### Extracted records
───
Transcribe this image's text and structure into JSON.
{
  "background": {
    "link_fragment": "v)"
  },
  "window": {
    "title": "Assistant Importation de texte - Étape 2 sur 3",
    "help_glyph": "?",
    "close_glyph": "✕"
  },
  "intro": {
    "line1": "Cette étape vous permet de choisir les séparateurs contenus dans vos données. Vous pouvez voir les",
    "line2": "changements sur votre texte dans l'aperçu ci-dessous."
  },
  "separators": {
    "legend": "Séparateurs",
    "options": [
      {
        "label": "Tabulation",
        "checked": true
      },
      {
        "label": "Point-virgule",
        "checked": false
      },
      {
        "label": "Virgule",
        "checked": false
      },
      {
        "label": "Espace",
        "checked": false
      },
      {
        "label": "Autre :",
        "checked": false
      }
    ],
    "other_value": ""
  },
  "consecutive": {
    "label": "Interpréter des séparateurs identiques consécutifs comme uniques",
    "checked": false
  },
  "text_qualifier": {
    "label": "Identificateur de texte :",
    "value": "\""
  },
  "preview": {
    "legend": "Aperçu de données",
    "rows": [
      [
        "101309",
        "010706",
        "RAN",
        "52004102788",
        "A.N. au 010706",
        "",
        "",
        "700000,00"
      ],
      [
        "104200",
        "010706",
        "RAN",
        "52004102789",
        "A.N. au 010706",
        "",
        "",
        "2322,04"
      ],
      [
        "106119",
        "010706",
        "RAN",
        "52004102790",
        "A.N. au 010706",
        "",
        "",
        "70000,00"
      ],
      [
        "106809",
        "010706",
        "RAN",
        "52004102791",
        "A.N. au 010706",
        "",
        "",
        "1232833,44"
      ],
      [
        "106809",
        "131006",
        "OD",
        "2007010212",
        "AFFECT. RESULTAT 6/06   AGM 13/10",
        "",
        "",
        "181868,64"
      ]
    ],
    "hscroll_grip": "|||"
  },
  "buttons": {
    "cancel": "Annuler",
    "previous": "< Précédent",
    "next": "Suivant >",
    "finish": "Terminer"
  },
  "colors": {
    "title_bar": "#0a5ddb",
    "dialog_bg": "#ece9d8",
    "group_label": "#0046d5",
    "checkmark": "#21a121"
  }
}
───
### Task to complete
In the records above, find the lines containing "dans" and copy them.

### Solved problem
    "line1": "Cette étape vous permet de choisir les séparateurs contenus dans vos données. Vous pouvez voir les",
    "line2": "changements sur votre texte dans l'aperçu ci-dessous."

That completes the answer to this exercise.